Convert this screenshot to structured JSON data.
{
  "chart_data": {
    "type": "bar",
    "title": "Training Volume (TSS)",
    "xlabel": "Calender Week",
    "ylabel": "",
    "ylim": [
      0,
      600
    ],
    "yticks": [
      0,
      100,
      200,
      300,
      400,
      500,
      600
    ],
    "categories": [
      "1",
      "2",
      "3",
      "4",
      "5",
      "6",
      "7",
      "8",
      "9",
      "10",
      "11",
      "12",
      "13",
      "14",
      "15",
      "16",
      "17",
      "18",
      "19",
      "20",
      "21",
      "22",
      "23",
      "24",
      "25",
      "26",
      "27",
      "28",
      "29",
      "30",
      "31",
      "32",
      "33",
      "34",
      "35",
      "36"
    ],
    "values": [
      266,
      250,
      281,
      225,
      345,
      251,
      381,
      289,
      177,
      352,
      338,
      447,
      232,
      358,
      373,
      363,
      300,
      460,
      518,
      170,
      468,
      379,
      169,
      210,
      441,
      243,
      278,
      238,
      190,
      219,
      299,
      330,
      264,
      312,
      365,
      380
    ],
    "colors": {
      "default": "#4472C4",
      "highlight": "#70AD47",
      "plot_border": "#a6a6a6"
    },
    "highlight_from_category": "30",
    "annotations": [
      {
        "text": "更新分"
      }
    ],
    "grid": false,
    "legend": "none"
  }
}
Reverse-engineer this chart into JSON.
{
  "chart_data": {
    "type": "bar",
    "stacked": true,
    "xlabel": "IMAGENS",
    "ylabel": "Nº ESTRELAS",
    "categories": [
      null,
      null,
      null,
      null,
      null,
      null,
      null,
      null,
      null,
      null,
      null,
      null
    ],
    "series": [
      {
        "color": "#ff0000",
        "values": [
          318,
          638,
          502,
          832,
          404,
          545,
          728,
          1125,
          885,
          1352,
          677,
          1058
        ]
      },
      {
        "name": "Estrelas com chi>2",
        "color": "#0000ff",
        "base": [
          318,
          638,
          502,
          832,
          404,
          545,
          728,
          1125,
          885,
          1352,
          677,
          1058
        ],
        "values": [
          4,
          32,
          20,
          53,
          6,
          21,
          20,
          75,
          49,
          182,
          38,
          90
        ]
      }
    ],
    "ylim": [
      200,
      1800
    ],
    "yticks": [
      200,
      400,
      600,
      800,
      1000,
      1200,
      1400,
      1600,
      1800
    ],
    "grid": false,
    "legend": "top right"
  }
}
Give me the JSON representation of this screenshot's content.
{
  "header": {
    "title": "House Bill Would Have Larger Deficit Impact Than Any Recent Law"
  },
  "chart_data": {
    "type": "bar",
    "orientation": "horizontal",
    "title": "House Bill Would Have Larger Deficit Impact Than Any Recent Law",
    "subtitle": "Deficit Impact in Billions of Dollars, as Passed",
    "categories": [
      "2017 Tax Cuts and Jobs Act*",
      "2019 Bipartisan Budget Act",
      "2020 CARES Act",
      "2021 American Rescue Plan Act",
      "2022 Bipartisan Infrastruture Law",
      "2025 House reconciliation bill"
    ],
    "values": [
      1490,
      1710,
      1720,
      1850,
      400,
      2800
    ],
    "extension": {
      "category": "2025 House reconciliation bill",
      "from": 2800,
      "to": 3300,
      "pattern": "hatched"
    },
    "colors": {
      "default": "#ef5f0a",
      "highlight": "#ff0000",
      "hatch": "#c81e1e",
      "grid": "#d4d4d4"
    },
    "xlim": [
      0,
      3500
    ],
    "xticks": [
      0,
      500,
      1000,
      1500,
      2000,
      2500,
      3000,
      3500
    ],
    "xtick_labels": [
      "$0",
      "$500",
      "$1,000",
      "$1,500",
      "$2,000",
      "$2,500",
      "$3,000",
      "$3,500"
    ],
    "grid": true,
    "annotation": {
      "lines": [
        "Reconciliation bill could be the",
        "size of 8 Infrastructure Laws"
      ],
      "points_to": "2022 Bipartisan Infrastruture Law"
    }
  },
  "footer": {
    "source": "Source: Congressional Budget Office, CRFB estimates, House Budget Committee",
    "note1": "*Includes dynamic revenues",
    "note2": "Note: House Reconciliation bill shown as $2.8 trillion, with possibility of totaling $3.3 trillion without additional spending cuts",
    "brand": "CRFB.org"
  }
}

= = = =

WHAT IS NEEDED: Out of the preceding entries, pull every line containing the string "Budget".

ANSWER:
      "2019 Bipartisan Budget Act",
    "source": "Source: Congressional Budget Office, CRFB estimates, House Budget Committee",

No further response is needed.